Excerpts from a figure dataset
--------
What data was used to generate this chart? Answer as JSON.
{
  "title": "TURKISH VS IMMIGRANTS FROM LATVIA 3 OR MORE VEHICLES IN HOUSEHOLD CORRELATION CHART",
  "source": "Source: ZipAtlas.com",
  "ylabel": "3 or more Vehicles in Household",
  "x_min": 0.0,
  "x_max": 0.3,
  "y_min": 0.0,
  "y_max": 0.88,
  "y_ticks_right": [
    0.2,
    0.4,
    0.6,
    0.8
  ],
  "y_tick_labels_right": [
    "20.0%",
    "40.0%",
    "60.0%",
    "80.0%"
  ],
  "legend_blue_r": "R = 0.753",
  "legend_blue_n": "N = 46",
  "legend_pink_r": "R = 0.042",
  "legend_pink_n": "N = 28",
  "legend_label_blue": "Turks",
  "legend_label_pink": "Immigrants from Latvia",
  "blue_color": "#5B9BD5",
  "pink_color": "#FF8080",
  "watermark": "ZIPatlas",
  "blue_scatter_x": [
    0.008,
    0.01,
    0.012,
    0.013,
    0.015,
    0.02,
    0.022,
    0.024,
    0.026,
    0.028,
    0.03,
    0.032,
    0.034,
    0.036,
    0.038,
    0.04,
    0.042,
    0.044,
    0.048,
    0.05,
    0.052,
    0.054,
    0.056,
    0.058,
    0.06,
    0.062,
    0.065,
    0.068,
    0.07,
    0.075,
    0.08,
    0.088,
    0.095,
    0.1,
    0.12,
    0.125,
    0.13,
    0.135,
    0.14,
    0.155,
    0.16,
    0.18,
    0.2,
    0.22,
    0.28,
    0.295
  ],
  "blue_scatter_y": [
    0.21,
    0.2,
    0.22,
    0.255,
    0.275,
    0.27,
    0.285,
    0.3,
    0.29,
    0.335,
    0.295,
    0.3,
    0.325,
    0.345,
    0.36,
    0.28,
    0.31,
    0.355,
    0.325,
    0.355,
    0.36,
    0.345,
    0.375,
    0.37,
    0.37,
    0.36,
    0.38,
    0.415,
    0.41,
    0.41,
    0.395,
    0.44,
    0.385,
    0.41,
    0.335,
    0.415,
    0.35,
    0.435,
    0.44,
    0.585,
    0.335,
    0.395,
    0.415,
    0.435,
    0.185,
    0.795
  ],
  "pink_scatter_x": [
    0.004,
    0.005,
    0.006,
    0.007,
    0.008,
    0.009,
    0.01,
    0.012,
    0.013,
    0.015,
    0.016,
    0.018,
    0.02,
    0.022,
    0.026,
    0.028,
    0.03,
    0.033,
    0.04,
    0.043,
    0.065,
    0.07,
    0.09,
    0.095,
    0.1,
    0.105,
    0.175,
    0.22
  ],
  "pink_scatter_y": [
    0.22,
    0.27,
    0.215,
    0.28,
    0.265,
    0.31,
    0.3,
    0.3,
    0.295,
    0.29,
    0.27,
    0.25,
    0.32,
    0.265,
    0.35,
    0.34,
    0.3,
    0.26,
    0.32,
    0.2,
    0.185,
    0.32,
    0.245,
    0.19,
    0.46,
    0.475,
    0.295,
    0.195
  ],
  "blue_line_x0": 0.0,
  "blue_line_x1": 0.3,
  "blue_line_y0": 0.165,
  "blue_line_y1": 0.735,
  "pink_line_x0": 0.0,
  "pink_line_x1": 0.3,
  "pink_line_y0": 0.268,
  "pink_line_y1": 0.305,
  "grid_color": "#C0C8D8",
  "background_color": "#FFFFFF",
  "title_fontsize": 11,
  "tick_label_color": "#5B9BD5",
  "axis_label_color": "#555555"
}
--------
What to produce: Repeat every line of the material exactly as given.

Task response:
What data was used to generate this chart? Answer as JSON.
{
  "title": "TURKISH VS IMMIGRANTS FROM LATVIA 3 OR MORE VEHICLES IN HOUSEHOLD CORRELATION CHART",
  "source": "Source: ZipAtlas.com",
  "ylabel": "3 or more Vehicles in Household",
  "x_min": 0.0,
  "x_max": 0.3,
  "y_min": 0.0,
  "y_max": 0.88,
  "y_ticks_right": [
    0.2,
    0.4,
    0.6,
    0.8
  ],
  "y_tick_labels_right": [
    "20.0%",
    "40.0%",
    "60.0%",
    "80.0%"
  ],
  "legend_blue_r": "R = 0.753",
  "legend_blue_n": "N = 46",
  "legend_pink_r": "R = 0.042",
  "legend_pink_n": "N = 28",
  "legend_label_blue": "Turks",
  "legend_label_pink": "Immigrants from Latvia",
  "blue_color": "#5B9BD5",
  "pink_color": "#FF8080",
  "watermark": "ZIPatlas",
  "blue_scatter_x": [
    0.008,
    0.01,
    0.012,
    0.013,
    0.015,
    0.02,
    0.022,
    0.024,
    0.026,
    0.028,
    0.03,
    0.032,
    0.034,
    0.036,
    0.038,
    0.04,
    0.042,
    0.044,
    0.048,
    0.05,
    0.052,
    0.054,
    0.056,
    0.058,
    0.06,
    0.062,
    0.065,
    0.068,
    0.07,
    0.075,
    0.08,
    0.088,
    0.095,
    0.1,
    0.12,
    0.125,
    0.13,
    0.135,
    0.14,
    0.155,
    0.16,
    0.18,
    0.2,
    0.22,
    0.28,
    0.295
  ],
  "blue_scatter_y": [
    0.21,
    0.2,
    0.22,
    0.255,
    0.275,
    0.27,
    0.285,
    0.3,
    0.29,
    0.335,
    0.295,
    0.3,
    0.325,
    0.345,
    0.36,
    0.28,
    0.31,
    0.355,
    0.325,
    0.355,
    0.36,
    0.345,
    0.375,
    0.37,
    0.37,
    0.36,
    0.38,
    0.415,
    0.41,
    0.41,
    0.395,
    0.44,
    0.385,
    0.41,
    0.335,
    0.415,
    0.35,
    0.435,
    0.44,
    0.585,
    0.335,
    0.395,
    0.415,
    0.435,
    0.185,
    0.795
  ],
  "pink_scatter_x": [
    0.004,
    0.005,
    0.006,
    0.007,
    0.008,
    0.009,
    0.01,
    0.012,
    0.013,
    0.015,
    0.016,
    0.018,
    0.02,
    0.022,
    0.026,
    0.028,
    0.03,
    0.033,
    0.04,
    0.043,
    0.065,
    0.07,
    0.09,
    0.095,
    0.1,
    0.105,
    0.175,
    0.22
  ],
  "pink_scatter_y": [
    0.22,
    0.27,
    0.215,
    0.28,
    0.265,
    0.31,
    0.3,
    0.3,
    0.295,
    0.29,
    0.27,
    0.25,
    0.32,
    0.265,
    0.35,
    0.34,
    0.3,
    0.26,
    0.32,
    0.2,
    0.185,
    0.32,
    0.245,
    0.19,
    0.46,
    0.475,
    0.295,
    0.195
  ],
  "blue_line_x0": 0.0,
  "blue_line_x1": 0.3,
  "blue_line_y0": 0.165,
  "blue_line_y1": 0.735,
  "pink_line_x0": 0.0,
  "pink_line_x1": 0.3,
  "pink_line_y0": 0.268,
  "pink_line_y1": 0.305,
  "grid_color": "#C0C8D8",
  "background_color": "#FFFFFF",
  "title_fontsize": 11,
  "tick_label_color": "#5B9BD5",
  "axis_label_color": "#555555"
}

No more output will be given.